Entries provided below:
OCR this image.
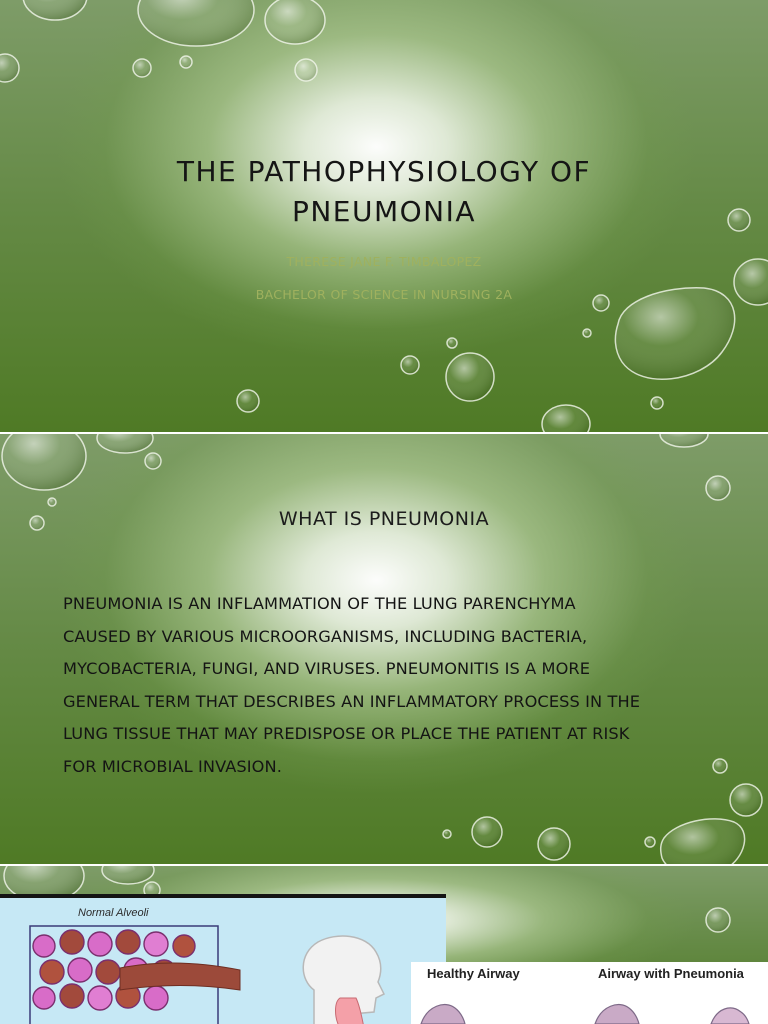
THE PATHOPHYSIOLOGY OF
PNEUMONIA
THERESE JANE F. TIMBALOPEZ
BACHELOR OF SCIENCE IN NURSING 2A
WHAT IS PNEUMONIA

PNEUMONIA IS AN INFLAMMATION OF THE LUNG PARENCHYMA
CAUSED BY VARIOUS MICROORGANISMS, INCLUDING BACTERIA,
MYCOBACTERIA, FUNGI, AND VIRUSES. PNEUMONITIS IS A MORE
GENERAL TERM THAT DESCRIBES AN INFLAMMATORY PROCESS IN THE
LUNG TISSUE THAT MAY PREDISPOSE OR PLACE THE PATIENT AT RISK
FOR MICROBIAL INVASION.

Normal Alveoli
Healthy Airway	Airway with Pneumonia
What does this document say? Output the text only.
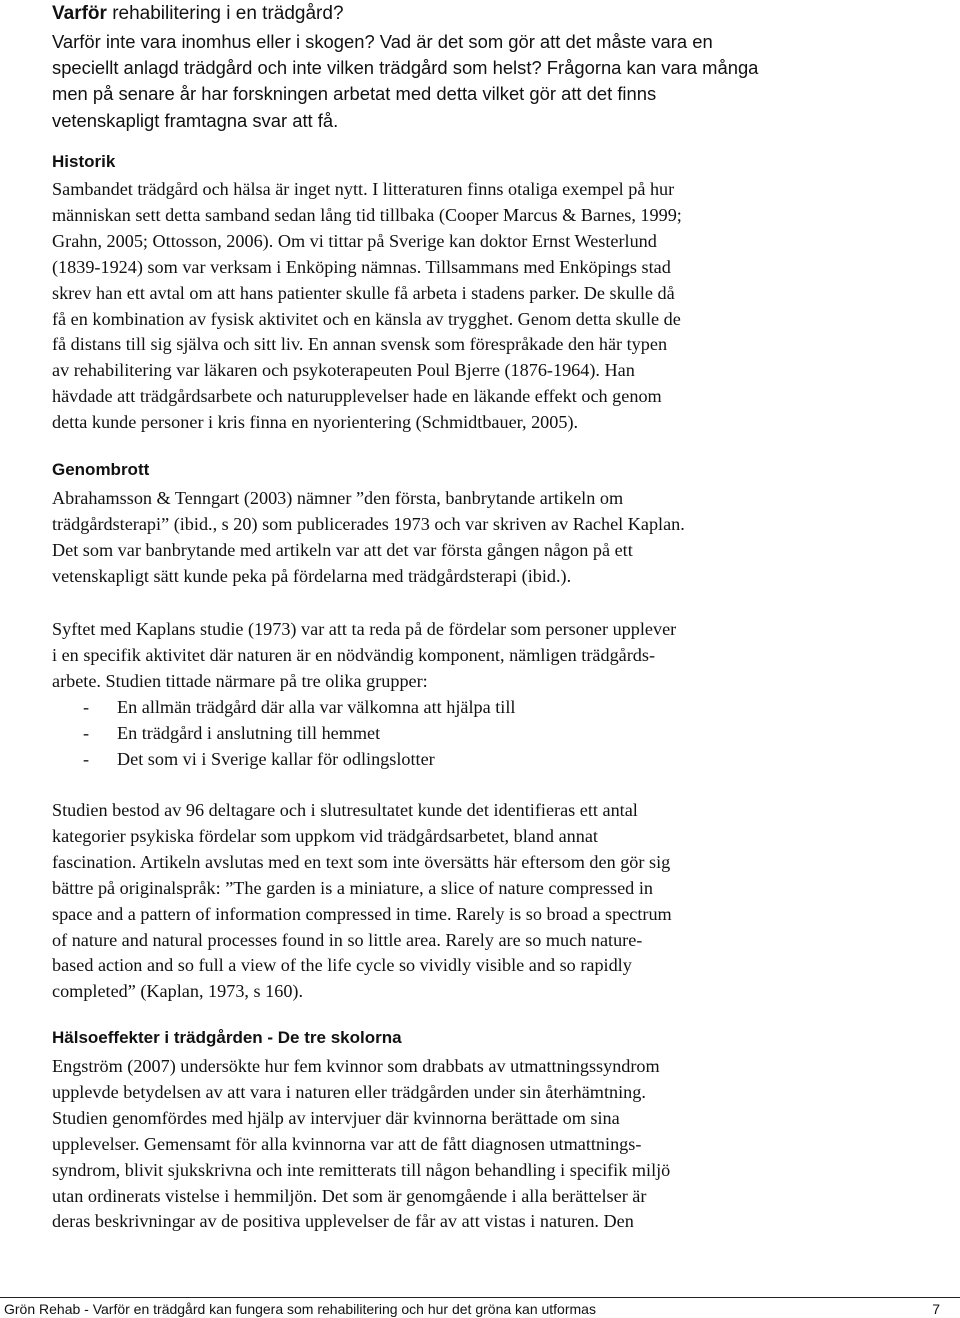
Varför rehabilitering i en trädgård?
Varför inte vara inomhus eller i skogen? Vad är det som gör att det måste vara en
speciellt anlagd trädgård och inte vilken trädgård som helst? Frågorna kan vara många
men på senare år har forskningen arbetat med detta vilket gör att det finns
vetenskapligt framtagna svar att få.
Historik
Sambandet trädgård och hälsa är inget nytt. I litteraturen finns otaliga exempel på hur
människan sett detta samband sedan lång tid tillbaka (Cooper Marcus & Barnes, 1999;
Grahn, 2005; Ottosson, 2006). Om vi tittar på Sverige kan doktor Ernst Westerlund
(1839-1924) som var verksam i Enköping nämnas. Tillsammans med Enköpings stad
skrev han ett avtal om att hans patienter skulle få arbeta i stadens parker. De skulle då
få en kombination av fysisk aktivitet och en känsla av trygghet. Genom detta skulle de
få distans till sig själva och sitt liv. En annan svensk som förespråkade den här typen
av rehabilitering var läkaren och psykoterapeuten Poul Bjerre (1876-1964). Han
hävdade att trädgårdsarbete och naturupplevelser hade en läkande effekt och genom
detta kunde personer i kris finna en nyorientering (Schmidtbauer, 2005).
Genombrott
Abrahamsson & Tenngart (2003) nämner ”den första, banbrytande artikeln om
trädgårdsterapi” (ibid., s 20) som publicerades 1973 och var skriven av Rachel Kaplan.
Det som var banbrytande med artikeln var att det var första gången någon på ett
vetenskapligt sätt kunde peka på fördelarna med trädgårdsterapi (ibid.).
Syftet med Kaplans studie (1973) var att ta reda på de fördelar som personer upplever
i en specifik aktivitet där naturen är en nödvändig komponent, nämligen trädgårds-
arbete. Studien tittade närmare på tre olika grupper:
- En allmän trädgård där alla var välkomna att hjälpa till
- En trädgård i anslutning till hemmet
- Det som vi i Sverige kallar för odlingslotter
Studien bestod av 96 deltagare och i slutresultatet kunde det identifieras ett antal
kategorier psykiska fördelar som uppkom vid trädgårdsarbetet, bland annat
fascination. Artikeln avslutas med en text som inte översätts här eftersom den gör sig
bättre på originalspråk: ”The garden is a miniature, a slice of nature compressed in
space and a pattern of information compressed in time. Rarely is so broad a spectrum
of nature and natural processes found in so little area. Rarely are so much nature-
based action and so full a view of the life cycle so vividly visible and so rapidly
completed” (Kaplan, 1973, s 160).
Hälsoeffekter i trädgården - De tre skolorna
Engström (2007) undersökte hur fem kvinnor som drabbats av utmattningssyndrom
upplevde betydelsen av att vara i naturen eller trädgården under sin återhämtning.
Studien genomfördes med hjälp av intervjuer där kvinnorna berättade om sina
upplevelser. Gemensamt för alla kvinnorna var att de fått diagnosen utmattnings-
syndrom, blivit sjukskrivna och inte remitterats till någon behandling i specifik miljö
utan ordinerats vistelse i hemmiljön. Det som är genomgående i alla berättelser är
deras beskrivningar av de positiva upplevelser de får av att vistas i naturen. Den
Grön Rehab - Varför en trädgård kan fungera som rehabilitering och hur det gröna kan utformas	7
End of Entries provided.
*The task*: Retype every entry exactly, but keep the pictures out of your copy.

*Problem solution*:
OCR this image.
THE PATHOPHYSIOLOGY OF
PNEUMONIA
THERESE JANE F. TIMBALOPEZ
BACHELOR OF SCIENCE IN NURSING 2A
WHAT IS PNEUMONIA

PNEUMONIA IS AN INFLAMMATION OF THE LUNG PARENCHYMA
CAUSED BY VARIOUS MICROORGANISMS, INCLUDING BACTERIA,
MYCOBACTERIA, FUNGI, AND VIRUSES. PNEUMONITIS IS A MORE
GENERAL TERM THAT DESCRIBES AN INFLAMMATORY PROCESS IN THE
LUNG TISSUE THAT MAY PREDISPOSE OR PLACE THE PATIENT AT RISK
FOR MICROBIAL INVASION.

Normal Alveoli
Healthy Airway	Airway with Pneumonia
What does this document say? Output the text only.
Varför rehabilitering i en trädgård?
Varför inte vara inomhus eller i skogen? Vad är det som gör att det måste vara en
speciellt anlagd trädgård och inte vilken trädgård som helst? Frågorna kan vara många
men på senare år har forskningen arbetat med detta vilket gör att det finns
vetenskapligt framtagna svar att få.
Historik
Sambandet trädgård och hälsa är inget nytt. I litteraturen finns otaliga exempel på hur
människan sett detta samband sedan lång tid tillbaka (Cooper Marcus & Barnes, 1999;
Grahn, 2005; Ottosson, 2006). Om vi tittar på Sverige kan doktor Ernst Westerlund
(1839-1924) som var verksam i Enköping nämnas. Tillsammans med Enköpings stad
skrev han ett avtal om att hans patienter skulle få arbeta i stadens parker. De skulle då
få en kombination av fysisk aktivitet och en känsla av trygghet. Genom detta skulle de
få distans till sig själva och sitt liv. En annan svensk som förespråkade den här typen
av rehabilitering var läkaren och psykoterapeuten Poul Bjerre (1876-1964). Han
hävdade att trädgårdsarbete och naturupplevelser hade en läkande effekt och genom
detta kunde personer i kris finna en nyorientering (Schmidtbauer, 2005).
Genombrott
Abrahamsson & Tenngart (2003) nämner ”den första, banbrytande artikeln om
trädgårdsterapi” (ibid., s 20) som publicerades 1973 och var skriven av Rachel Kaplan.
Det som var banbrytande med artikeln var att det var första gången någon på ett
vetenskapligt sätt kunde peka på fördelarna med trädgårdsterapi (ibid.).
Syftet med Kaplans studie (1973) var att ta reda på de fördelar som personer upplever
i en specifik aktivitet där naturen är en nödvändig komponent, nämligen trädgårds-
arbete. Studien tittade närmare på tre olika grupper:
- En allmän trädgård där alla var välkomna att hjälpa till
- En trädgård i anslutning till hemmet
- Det som vi i Sverige kallar för odlingslotter
Studien bestod av 96 deltagare och i slutresultatet kunde det identifieras ett antal
kategorier psykiska fördelar som uppkom vid trädgårdsarbetet, bland annat
fascination. Artikeln avslutas med en text som inte översätts här eftersom den gör sig
bättre på originalspråk: ”The garden is a miniature, a slice of nature compressed in
space and a pattern of information compressed in time. Rarely is so broad a spectrum
of nature and natural processes found in so little area. Rarely are so much nature-
based action and so full a view of the life cycle so vividly visible and so rapidly
completed” (Kaplan, 1973, s 160).
Hälsoeffekter i trädgården - De tre skolorna
Engström (2007) undersökte hur fem kvinnor som drabbats av utmattningssyndrom
upplevde betydelsen av att vara i naturen eller trädgården under sin återhämtning.
Studien genomfördes med hjälp av intervjuer där kvinnorna berättade om sina
upplevelser. Gemensamt för alla kvinnorna var att de fått diagnosen utmattnings-
syndrom, blivit sjukskrivna och inte remitterats till någon behandling i specifik miljö
utan ordinerats vistelse i hemmiljön. Det som är genomgående i alla berättelser är
deras beskrivningar av de positiva upplevelser de får av att vistas i naturen. Den
Grön Rehab - Varför en trädgård kan fungera som rehabilitering och hur det gröna kan utformas	7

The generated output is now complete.